▸ DOCUMENT PASSAGE
|The Imitation of Christ by Thomas à Kempis, Book III Chapter XV: ”How We are to Regulate Ourselves, and What We are to Say in Every Desirable Thing” (fourth entry)
We close out this chapter with another message of mortification and submission to God’s will. Kempis knows well the Gospel and the call to discipleship that necessarily entails rejection and suffering. This is to be embraced, though, while creature comforts and personal adulation are to be shunned.
|Today’s Gospel reading: Mt 10:26-33
What we have in today’s Gospel are some of the instructions from Jesus to the twelve apostles after commissioning them to go out and preach, heal, and exorcise demons. The Lord makes no bones about the fact that they will be persecuted. They must be courageous in the face of this, though, and not hold back on the complete message of the Good News. “Do not be afraid”!, He says. Fear and compromise have eternal consequences for those who persist in these ways.

▸ TASK SET
- 1) Echo the commentary word for word, starting at "We close out" and ending at "to be shunned.".
- 2) According to the commentary, what were the twelve apostles commissioned to go out and do?

▸ MATERIAL PROVIDED
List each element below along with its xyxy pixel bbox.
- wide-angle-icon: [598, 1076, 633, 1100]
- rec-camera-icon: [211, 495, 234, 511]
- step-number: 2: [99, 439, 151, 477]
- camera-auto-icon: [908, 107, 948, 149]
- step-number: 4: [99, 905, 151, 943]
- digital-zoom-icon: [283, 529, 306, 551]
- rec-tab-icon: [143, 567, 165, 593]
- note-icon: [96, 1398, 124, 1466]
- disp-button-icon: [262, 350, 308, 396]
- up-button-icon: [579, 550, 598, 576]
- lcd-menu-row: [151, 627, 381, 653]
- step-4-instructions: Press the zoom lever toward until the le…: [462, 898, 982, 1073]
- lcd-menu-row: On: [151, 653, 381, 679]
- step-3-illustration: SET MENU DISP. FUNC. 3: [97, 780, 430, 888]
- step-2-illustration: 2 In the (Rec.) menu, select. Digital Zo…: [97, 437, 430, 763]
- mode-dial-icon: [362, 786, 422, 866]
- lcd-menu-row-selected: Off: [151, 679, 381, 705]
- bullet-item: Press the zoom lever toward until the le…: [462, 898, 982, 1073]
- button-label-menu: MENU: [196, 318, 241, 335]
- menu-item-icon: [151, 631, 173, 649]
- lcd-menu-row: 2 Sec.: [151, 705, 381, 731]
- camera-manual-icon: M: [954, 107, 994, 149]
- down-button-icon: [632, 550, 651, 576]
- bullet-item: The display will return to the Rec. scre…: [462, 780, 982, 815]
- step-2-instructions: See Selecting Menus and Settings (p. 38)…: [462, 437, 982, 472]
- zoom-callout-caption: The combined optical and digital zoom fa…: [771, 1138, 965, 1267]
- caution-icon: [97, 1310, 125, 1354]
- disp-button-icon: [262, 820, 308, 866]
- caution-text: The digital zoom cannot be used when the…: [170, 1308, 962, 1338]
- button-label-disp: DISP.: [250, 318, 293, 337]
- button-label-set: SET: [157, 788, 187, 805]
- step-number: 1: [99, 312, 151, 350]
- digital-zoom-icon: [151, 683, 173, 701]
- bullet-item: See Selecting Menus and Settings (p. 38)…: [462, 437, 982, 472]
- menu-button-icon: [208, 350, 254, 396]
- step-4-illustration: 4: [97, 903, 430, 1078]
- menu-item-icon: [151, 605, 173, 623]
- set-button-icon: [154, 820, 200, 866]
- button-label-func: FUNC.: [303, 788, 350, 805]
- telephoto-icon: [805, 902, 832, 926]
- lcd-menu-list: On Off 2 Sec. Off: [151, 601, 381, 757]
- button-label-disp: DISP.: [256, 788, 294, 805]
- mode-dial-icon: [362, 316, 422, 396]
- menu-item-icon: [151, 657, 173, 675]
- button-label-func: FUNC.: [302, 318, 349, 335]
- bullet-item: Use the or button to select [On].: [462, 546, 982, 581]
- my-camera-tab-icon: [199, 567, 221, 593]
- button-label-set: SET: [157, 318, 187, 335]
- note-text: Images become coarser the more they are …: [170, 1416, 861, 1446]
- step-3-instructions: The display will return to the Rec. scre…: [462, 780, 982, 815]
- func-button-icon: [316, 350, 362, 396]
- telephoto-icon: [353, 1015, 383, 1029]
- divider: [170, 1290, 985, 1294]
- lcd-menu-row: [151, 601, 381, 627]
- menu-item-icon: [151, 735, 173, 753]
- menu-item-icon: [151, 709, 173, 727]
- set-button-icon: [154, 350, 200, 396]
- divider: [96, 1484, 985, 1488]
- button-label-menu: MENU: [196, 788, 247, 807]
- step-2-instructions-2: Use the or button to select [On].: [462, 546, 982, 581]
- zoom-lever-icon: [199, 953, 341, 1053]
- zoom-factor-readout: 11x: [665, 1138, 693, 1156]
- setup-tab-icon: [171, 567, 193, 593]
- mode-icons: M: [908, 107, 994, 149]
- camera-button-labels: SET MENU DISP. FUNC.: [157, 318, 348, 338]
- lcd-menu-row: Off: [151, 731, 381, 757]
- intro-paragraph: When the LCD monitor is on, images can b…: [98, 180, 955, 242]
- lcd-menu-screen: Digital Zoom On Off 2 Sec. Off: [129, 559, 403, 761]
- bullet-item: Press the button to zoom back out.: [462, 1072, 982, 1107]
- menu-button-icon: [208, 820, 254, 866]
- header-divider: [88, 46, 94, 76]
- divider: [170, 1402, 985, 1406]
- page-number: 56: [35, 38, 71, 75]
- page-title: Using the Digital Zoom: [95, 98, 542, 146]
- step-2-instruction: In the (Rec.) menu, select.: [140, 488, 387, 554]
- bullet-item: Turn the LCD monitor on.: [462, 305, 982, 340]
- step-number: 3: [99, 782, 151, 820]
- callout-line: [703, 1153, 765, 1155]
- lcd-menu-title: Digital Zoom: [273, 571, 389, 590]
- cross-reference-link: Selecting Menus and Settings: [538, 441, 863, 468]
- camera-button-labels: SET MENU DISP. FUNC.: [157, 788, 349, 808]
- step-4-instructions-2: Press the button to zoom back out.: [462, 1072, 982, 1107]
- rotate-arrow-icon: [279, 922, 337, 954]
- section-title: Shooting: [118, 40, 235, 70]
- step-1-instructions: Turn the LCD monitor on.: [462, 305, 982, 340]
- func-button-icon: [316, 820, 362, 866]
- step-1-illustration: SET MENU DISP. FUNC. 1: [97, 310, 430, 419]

▸ ANSWERS PER TASK
- 1)
We close out this chapter with another message of mortification and submission to God’s will. Kempis knows well the Gospel and the call to discipleship that necessarily entails rejection and suffering. This is to be embraced, though, while creature comforts and personal adulation are to be shunned.

- 2) Preach, heal, and exorcise demons.